**Exercise instructions**
Copy out all the entries word for word.
Start of Supplied information
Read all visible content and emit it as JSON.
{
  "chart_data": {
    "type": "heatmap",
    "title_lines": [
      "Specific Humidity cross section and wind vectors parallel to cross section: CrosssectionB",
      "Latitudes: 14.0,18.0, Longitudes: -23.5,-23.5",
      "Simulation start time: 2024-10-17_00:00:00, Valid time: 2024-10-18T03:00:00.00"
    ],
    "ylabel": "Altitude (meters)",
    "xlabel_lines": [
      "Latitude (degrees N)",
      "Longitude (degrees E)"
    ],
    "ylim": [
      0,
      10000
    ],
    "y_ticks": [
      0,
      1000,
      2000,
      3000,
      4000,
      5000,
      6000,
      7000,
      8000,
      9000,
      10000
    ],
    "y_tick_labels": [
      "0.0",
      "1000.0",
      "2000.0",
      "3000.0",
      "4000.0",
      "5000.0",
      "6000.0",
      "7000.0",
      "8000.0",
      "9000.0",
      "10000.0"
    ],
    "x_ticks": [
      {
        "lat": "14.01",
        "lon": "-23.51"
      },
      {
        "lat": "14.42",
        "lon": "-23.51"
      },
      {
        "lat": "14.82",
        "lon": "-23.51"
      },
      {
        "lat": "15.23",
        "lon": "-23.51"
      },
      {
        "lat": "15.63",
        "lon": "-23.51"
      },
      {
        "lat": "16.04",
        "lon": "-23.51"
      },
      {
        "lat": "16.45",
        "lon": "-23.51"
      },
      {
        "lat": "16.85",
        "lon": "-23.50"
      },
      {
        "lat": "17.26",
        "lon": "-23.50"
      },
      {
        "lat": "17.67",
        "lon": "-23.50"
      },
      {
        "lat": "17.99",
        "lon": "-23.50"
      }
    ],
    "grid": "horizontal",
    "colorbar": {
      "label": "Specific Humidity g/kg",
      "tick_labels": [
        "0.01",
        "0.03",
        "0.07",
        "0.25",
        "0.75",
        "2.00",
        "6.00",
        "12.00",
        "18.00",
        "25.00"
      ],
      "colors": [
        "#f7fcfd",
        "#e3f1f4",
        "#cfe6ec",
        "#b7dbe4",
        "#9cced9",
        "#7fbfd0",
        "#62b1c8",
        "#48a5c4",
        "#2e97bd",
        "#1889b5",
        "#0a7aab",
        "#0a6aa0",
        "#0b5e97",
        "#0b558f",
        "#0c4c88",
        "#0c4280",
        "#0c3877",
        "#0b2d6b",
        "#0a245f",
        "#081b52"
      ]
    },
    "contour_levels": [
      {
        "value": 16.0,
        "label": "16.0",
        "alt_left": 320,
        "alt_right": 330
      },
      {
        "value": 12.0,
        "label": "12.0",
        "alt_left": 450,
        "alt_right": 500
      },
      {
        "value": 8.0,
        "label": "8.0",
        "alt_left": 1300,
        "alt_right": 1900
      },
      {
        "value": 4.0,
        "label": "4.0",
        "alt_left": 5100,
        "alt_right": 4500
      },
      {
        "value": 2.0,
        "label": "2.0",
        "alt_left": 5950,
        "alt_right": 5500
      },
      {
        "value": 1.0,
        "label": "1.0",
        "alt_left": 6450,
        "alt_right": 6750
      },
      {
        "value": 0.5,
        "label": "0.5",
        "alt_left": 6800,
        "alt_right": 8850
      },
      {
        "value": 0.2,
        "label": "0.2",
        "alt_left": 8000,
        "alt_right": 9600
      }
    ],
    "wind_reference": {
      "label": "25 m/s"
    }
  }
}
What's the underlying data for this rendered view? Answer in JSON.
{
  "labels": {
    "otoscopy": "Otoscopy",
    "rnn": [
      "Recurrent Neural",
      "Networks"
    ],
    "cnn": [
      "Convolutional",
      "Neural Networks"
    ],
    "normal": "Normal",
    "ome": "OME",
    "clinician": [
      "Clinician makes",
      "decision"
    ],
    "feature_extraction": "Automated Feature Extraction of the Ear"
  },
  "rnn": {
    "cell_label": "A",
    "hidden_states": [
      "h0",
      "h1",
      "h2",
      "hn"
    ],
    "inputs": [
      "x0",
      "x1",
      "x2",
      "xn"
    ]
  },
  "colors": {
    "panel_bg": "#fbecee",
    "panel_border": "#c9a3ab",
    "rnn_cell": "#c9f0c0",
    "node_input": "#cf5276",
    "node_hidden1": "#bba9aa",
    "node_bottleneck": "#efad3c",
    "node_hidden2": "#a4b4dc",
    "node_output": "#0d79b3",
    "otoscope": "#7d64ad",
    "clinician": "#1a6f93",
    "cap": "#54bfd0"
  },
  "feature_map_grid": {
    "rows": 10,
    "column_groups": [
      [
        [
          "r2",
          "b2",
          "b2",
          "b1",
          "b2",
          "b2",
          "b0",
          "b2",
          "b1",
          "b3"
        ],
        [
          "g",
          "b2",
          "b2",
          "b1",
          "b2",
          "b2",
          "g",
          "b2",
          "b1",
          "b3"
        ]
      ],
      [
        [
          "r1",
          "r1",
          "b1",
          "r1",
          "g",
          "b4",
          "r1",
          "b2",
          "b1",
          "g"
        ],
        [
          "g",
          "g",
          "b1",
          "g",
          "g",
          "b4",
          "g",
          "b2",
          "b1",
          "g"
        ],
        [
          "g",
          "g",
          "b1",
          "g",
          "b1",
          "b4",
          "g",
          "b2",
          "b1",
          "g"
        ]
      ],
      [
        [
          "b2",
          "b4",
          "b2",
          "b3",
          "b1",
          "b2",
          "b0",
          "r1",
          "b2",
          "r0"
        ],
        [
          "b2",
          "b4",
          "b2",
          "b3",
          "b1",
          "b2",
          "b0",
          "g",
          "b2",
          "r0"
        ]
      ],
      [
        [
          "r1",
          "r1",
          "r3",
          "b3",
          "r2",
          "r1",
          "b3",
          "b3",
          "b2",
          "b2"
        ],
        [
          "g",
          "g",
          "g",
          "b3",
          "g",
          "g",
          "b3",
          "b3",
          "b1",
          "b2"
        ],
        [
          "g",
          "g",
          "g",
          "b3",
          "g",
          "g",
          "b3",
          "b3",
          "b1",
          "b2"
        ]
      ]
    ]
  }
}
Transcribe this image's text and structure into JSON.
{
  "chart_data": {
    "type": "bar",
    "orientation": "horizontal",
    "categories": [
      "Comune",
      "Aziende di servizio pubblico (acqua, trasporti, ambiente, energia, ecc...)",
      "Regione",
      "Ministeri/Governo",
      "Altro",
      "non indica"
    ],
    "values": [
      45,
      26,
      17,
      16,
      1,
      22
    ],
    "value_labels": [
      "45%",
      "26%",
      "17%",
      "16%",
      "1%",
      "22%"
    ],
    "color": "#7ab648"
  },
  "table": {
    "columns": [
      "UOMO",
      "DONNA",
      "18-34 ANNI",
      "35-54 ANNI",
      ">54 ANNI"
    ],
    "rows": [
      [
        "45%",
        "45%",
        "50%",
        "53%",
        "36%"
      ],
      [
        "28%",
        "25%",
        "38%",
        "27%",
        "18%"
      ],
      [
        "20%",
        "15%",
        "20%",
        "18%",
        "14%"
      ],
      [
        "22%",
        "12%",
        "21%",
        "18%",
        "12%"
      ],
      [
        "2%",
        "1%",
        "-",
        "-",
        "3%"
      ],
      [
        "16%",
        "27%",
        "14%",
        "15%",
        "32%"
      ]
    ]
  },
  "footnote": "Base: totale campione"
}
End of Supplied information
**Response to this exercise**
Read all visible content and emit it as JSON.
{
  "chart_data": {
    "type": "heatmap",
    "title_lines": [
      "Specific Humidity cross section and wind vectors parallel to cross section: CrosssectionB",
      "Latitudes: 14.0,18.0, Longitudes: -23.5,-23.5",
      "Simulation start time: 2024-10-17_00:00:00, Valid time: 2024-10-18T03:00:00.00"
    ],
    "ylabel": "Altitude (meters)",
    "xlabel_lines": [
      "Latitude (degrees N)",
      "Longitude (degrees E)"
    ],
    "ylim": [
      0,
      10000
    ],
    "y_ticks": [
      0,
      1000,
      2000,
      3000,
      4000,
      5000,
      6000,
      7000,
      8000,
      9000,
      10000
    ],
    "y_tick_labels": [
      "0.0",
      "1000.0",
      "2000.0",
      "3000.0",
      "4000.0",
      "5000.0",
      "6000.0",
      "7000.0",
      "8000.0",
      "9000.0",
      "10000.0"
    ],
    "x_ticks": [
      {
        "lat": "14.01",
        "lon": "-23.51"
      },
      {
        "lat": "14.42",
        "lon": "-23.51"
      },
      {
        "lat": "14.82",
        "lon": "-23.51"
      },
      {
        "lat": "15.23",
        "lon": "-23.51"
      },
      {
        "lat": "15.63",
        "lon": "-23.51"
      },
      {
        "lat": "16.04",
        "lon": "-23.51"
      },
      {
        "lat": "16.45",
        "lon": "-23.51"
      },
      {
        "lat": "16.85",
        "lon": "-23.50"
      },
      {
        "lat": "17.26",
        "lon": "-23.50"
      },
      {
        "lat": "17.67",
        "lon": "-23.50"
      },
      {
        "lat": "17.99",
        "lon": "-23.50"
      }
    ],
    "grid": "horizontal",
    "colorbar": {
      "label": "Specific Humidity g/kg",
      "tick_labels": [
        "0.01",
        "0.03",
        "0.07",
        "0.25",
        "0.75",
        "2.00",
        "6.00",
        "12.00",
        "18.00",
        "25.00"
      ],
      "colors": [
        "#f7fcfd",
        "#e3f1f4",
        "#cfe6ec",
        "#b7dbe4",
        "#9cced9",
        "#7fbfd0",
        "#62b1c8",
        "#48a5c4",
        "#2e97bd",
        "#1889b5",
        "#0a7aab",
        "#0a6aa0",
        "#0b5e97",
        "#0b558f",
        "#0c4c88",
        "#0c4280",
        "#0c3877",
        "#0b2d6b",
        "#0a245f",
        "#081b52"
      ]
    },
    "contour_levels": [
      {
        "value": 16.0,
        "label": "16.0",
        "alt_left": 320,
        "alt_right": 330
      },
      {
        "value": 12.0,
        "label": "12.0",
        "alt_left": 450,
        "alt_right": 500
      },
      {
        "value": 8.0,
        "label": "8.0",
        "alt_left": 1300,
        "alt_right": 1900
      },
      {
        "value": 4.0,
        "label": "4.0",
        "alt_left": 5100,
        "alt_right": 4500
      },
      {
        "value": 2.0,
        "label": "2.0",
        "alt_left": 5950,
        "alt_right": 5500
      },
      {
        "value": 1.0,
        "label": "1.0",
        "alt_left": 6450,
        "alt_right": 6750
      },
      {
        "value": 0.5,
        "label": "0.5",
        "alt_left": 6800,
        "alt_right": 8850
      },
      {
        "value": 0.2,
        "label": "0.2",
        "alt_left": 8000,
        "alt_right": 9600
      }
    ],
    "wind_reference": {
      "label": "25 m/s"
    }
  }
}
What's the underlying data for this rendered view? Answer in JSON.
{
  "labels": {
    "otoscopy": "Otoscopy",
    "rnn": [
      "Recurrent Neural",
      "Networks"
    ],
    "cnn": [
      "Convolutional",
      "Neural Networks"
    ],
    "normal": "Normal",
    "ome": "OME",
    "clinician": [
      "Clinician makes",
      "decision"
    ],
    "feature_extraction": "Automated Feature Extraction of the Ear"
  },
  "rnn": {
    "cell_label": "A",
    "hidden_states": [
      "h0",
      "h1",
      "h2",
      "hn"
    ],
    "inputs": [
      "x0",
      "x1",
      "x2",
      "xn"
    ]
  },
  "colors": {
    "panel_bg": "#fbecee",
    "panel_border": "#c9a3ab",
    "rnn_cell": "#c9f0c0",
    "node_input": "#cf5276",
    "node_hidden1": "#bba9aa",
    "node_bottleneck": "#efad3c",
    "node_hidden2": "#a4b4dc",
    "node_output": "#0d79b3",
    "otoscope": "#7d64ad",
    "clinician": "#1a6f93",
    "cap": "#54bfd0"
  },
  "feature_map_grid": {
    "rows": 10,
    "column_groups": [
      [
        [
          "r2",
          "b2",
          "b2",
          "b1",
          "b2",
          "b2",
          "b0",
          "b2",
          "b1",
          "b3"
        ],
        [
          "g",
          "b2",
          "b2",
          "b1",
          "b2",
          "b2",
          "g",
          "b2",
          "b1",
          "b3"
        ]
      ],
      [
        [
          "r1",
          "r1",
          "b1",
          "r1",
          "g",
          "b4",
          "r1",
          "b2",
          "b1",
          "g"
        ],
        [
          "g",
          "g",
          "b1",
          "g",
          "g",
          "b4",
          "g",
          "b2",
          "b1",
          "g"
        ],
        [
          "g",
          "g",
          "b1",
          "g",
          "b1",
          "b4",
          "g",
          "b2",
          "b1",
          "g"
        ]
      ],
      [
        [
          "b2",
          "b4",
          "b2",
          "b3",
          "b1",
          "b2",
          "b0",
          "r1",
          "b2",
          "r0"
        ],
        [
          "b2",
          "b4",
          "b2",
          "b3",
          "b1",
          "b2",
          "b0",
          "g",
          "b2",
          "r0"
        ]
      ],
      [
        [
          "r1",
          "r1",
          "r3",
          "b3",
          "r2",
          "r1",
          "b3",
          "b3",
          "b2",
          "b2"
        ],
        [
          "g",
          "g",
          "g",
          "b3",
          "g",
          "g",
          "b3",
          "b3",
          "b1",
          "b2"
        ],
        [
          "g",
          "g",
          "g",
          "b3",
          "g",
          "g",
          "b3",
          "b3",
          "b1",
          "b2"
        ]
      ]
    ]
  }
}
Transcribe this image's text and structure into JSON.
{
  "chart_data": {
    "type": "bar",
    "orientation": "horizontal",
    "categories": [
      "Comune",
      "Aziende di servizio pubblico (acqua, trasporti, ambiente, energia, ecc...)",
      "Regione",
      "Ministeri/Governo",
      "Altro",
      "non indica"
    ],
    "values": [
      45,
      26,
      17,
      16,
      1,
      22
    ],
    "value_labels": [
      "45%",
      "26%",
      "17%",
      "16%",
      "1%",
      "22%"
    ],
    "color": "#7ab648"
  },
  "table": {
    "columns": [
      "UOMO",
      "DONNA",
      "18-34 ANNI",
      "35-54 ANNI",
      ">54 ANNI"
    ],
    "rows": [
      [
        "45%",
        "45%",
        "50%",
        "53%",
        "36%"
      ],
      [
        "28%",
        "25%",
        "38%",
        "27%",
        "18%"
      ],
      [
        "20%",
        "15%",
        "20%",
        "18%",
        "14%"
      ],
      [
        "22%",
        "12%",
        "21%",
        "18%",
        "12%"
      ],
      [
        "2%",
        "1%",
        "-",
        "-",
        "3%"
      ],
      [
        "16%",
        "27%",
        "14%",
        "15%",
        "32%"
      ]
    ]
  },
  "footnote": "Base: totale campione"
}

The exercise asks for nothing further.